→ GIVEN EXERCISE A
Summarize the inverse tangent problem and its answer in two sentences.

→ READING PASSAGE
* start *
Question

If \( \tan^{-1}\left(\frac{1}{1+1\cdot2}\right) + \tan^{-1}\left(\frac{1}{1+2\cdot3}\right) + \ldots + \tan^{-1}\left(\frac{1}{1+n(n+1)}\right) = \tan^{-1}(x) \), then \( x \) is equal to:

• A. \(\frac{1}{n+1}\)
• B. \(\frac{n}{n+1}\)
• C. \(\frac{1}{n+2}\)
• D. \(\frac{n}{n+2}\)

Hint:

Telescoping series in trigonometric identities often simplify to terms involving only the first and last elements.

Answer 1

The Correct Option is D

Given the series: \[ \tan^{-1} \left( \frac{1}{1 + 1 \cdot 2} \right) + \tan^{-1} \left( \frac{1}{1 + n(n+1)} \right) = \tan^{-1}(x) \] We can simplify the terms as follows: \[ \tan^{-1} \left( \frac{2 - 1}{1 + 1 \cdot 2} \right) + \tan^{-1} \left( \frac{3 - 2}{1 + 2 \cdot 3} \right) + \cdots \] Using the difference identity for inverse tangents: \[ \tan^{-1}(A) - \tan^{-1}(B) = \tan^{-1}\left( \frac{A - B}{1 + AB} \right) \] After applying this identity for each pair, we simplify the entire expression to: \[ \tan^{-1}(n+1) - \tan^{-1}(1) = \tan^{-1}(x) \] Thus, we find: \[ \tan^{-1}(A) - \tan^{-1}(B) = \tan^{-1}\left( \frac{A - B}{1 + A \cdot B} \right) \] \[ \Rightarrow \tan^{-1} \left( \frac{n}{n+2} \right) = \tan^{-1}(x) \] Finally, we conclude that: \[ x = \frac{n}{n + 2} \]
* end *
→ DATASET RECORDS
* start *
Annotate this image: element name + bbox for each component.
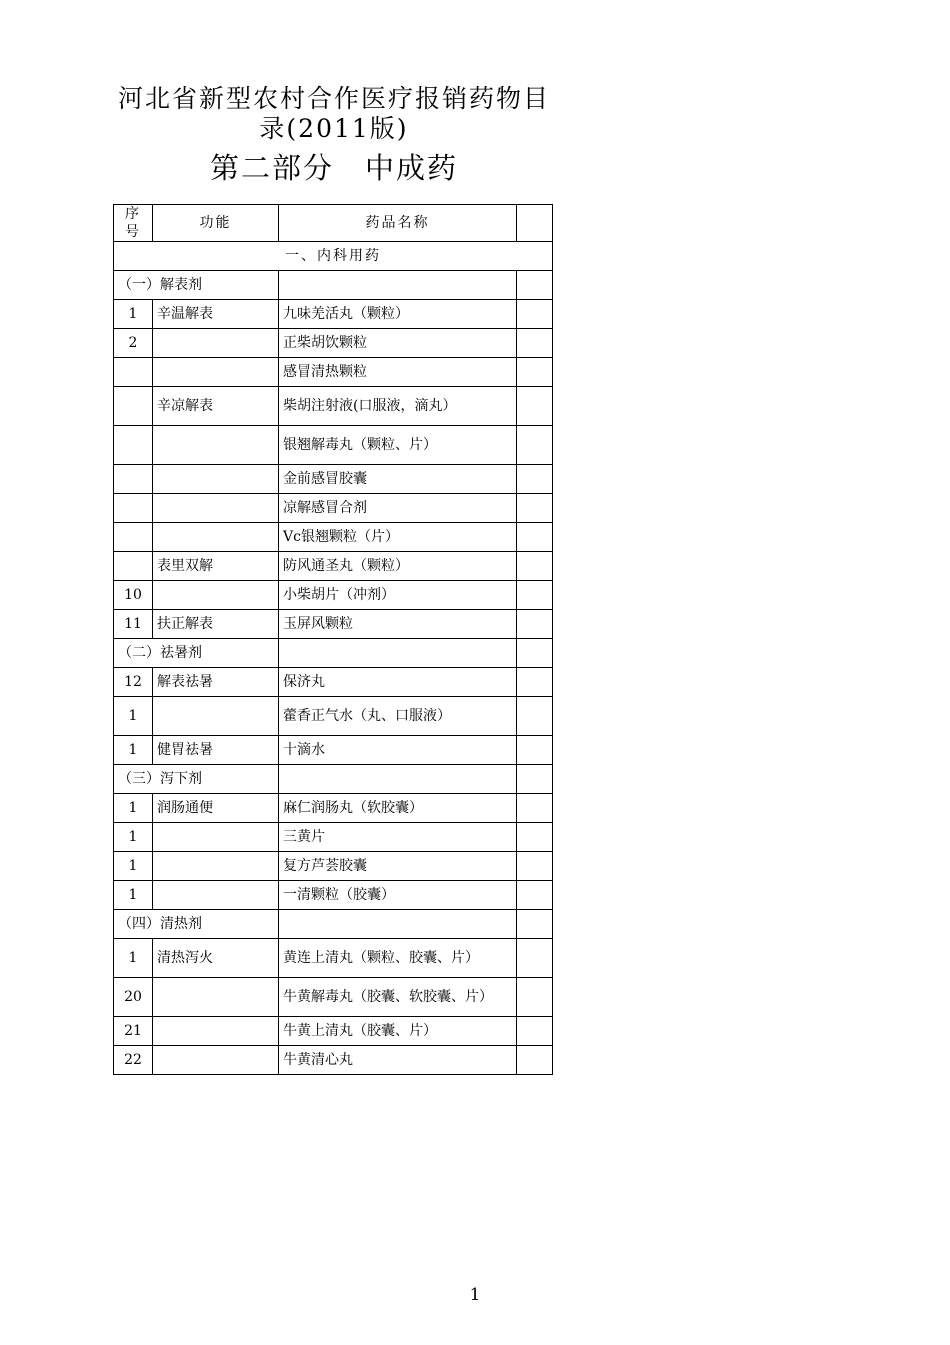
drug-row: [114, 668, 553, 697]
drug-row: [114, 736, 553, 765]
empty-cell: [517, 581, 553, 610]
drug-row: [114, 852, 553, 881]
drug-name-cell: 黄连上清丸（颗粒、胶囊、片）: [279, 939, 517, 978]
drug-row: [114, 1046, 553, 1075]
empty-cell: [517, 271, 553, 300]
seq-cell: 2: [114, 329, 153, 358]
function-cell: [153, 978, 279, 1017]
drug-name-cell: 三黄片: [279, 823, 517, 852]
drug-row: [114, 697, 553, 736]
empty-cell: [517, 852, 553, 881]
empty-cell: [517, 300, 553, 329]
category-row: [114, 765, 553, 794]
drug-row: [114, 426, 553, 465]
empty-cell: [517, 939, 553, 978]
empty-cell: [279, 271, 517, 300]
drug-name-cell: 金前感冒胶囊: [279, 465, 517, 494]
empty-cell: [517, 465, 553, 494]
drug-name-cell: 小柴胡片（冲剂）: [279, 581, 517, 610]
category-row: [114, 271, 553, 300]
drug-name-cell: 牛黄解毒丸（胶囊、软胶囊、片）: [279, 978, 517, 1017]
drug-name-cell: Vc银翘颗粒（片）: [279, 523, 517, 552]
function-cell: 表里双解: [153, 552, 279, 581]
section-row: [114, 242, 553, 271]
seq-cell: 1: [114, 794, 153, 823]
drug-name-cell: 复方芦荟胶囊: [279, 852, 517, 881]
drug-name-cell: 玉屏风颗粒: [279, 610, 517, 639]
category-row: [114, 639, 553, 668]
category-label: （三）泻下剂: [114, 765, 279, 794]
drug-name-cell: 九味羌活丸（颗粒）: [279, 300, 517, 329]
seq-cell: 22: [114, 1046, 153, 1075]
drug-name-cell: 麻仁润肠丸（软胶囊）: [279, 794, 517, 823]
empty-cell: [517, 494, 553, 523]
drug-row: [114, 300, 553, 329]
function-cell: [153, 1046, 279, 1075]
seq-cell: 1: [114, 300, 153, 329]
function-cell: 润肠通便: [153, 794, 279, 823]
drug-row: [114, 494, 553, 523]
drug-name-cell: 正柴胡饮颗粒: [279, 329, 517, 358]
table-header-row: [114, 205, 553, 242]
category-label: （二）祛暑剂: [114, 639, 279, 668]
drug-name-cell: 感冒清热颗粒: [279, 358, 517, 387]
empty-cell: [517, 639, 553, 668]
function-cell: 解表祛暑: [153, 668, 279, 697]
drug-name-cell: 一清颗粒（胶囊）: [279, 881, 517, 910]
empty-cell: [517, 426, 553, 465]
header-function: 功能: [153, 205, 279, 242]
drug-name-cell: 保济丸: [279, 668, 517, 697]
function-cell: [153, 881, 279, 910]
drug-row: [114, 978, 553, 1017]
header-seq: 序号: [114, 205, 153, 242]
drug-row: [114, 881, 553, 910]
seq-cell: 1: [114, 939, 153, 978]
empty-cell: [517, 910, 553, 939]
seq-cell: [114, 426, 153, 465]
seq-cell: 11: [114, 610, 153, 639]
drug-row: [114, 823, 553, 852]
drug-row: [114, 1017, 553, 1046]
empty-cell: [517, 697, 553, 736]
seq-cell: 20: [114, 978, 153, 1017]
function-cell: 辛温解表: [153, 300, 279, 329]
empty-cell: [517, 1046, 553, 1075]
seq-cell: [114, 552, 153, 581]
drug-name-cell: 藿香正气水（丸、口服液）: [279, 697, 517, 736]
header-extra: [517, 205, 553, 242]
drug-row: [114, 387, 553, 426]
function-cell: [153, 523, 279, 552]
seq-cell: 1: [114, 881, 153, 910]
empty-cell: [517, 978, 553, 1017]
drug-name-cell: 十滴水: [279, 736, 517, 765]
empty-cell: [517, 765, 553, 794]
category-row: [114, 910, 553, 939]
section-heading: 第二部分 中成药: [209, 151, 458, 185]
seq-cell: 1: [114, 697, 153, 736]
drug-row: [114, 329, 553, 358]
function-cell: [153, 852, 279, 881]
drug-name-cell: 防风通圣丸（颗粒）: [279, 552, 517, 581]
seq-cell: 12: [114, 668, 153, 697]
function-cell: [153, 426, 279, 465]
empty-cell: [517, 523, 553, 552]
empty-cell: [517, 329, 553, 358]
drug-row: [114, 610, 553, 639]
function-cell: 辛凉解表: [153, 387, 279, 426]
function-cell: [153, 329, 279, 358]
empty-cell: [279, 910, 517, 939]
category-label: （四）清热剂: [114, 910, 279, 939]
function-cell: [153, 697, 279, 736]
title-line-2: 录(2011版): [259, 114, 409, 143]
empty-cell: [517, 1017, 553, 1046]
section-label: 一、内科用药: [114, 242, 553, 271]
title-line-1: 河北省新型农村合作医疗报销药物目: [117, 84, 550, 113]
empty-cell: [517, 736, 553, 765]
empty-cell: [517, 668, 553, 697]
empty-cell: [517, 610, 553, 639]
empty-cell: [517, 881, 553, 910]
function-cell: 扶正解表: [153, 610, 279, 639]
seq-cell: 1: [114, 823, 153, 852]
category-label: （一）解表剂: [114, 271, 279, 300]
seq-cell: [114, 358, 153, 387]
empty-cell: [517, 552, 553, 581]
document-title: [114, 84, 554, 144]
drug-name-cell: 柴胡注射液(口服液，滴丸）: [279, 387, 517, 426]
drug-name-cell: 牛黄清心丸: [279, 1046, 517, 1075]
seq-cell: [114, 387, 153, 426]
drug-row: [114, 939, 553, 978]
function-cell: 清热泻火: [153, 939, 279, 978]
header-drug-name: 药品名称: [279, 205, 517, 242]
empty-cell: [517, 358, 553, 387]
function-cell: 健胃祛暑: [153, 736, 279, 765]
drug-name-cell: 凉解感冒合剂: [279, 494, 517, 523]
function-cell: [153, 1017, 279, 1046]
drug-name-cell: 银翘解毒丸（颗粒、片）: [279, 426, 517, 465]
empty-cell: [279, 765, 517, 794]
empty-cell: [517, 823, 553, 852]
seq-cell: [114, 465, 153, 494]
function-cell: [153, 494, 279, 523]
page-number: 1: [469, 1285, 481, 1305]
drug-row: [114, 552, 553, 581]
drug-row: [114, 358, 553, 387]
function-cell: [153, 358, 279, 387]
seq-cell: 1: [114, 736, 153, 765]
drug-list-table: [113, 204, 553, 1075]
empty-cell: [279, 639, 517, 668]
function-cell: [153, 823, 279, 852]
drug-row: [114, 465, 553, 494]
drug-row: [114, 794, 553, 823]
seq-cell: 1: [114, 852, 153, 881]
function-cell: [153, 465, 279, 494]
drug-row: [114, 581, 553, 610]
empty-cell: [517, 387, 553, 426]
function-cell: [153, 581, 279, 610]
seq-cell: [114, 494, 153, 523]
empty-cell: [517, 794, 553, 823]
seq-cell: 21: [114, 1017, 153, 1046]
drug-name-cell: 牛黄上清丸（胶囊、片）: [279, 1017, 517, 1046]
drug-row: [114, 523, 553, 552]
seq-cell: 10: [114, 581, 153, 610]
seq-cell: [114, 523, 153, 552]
* end *
→ GIVEN EXERCISE B
In the entries, render everything from the line containing "drug-row: [114, 668, 553, 697]" down through the line containing "empty-cell: [517, 852, 553, 881]" as a Markdown table with the columns Row and Line, skipping blank lines.

→ COMPLETE RESPONSE A
The problem asks for the value of x when a sum of inverse tangent terms, running from tan⁻¹(1/(1+1·2)) up to tan⁻¹(1/(1+n(n+1))), equals tan⁻¹(x), and it offers four options along with a hint that telescoping series often reduce to the first and last terms. The answer picks option D: using the difference identity for inverse tangents, it reduces the sum to tan⁻¹(n+1) − tan⁻¹(1) and concludes that x = n/(n+2).

→ COMPLETE RESPONSE B
| Row | Line |
|---|---|
| 1 | drug-row: [114, 668, 553, 697] |
| 2 | drug-row: [114, 736, 553, 765] |
| 3 | empty-cell: [517, 581, 553, 610] |
| 4 | drug-row: [114, 852, 553, 881] |
| 5 | drug-name-cell: 黄连上清丸（颗粒、胶囊、片）: [279, 939, 517, 978] |
| 6 | drug-row: [114, 1046, 553, 1075] |
| 7 | empty-cell: [517, 271, 553, 300] |
| 8 | seq-cell: 2: [114, 329, 153, 358] |
| 9 | function-cell: [153, 978, 279, 1017] |
| 10 | drug-name-cell: 三黄片: [279, 823, 517, 852] |
| 11 | drug-row: [114, 697, 553, 736] |
| 12 | empty-cell: [517, 852, 553, 881] |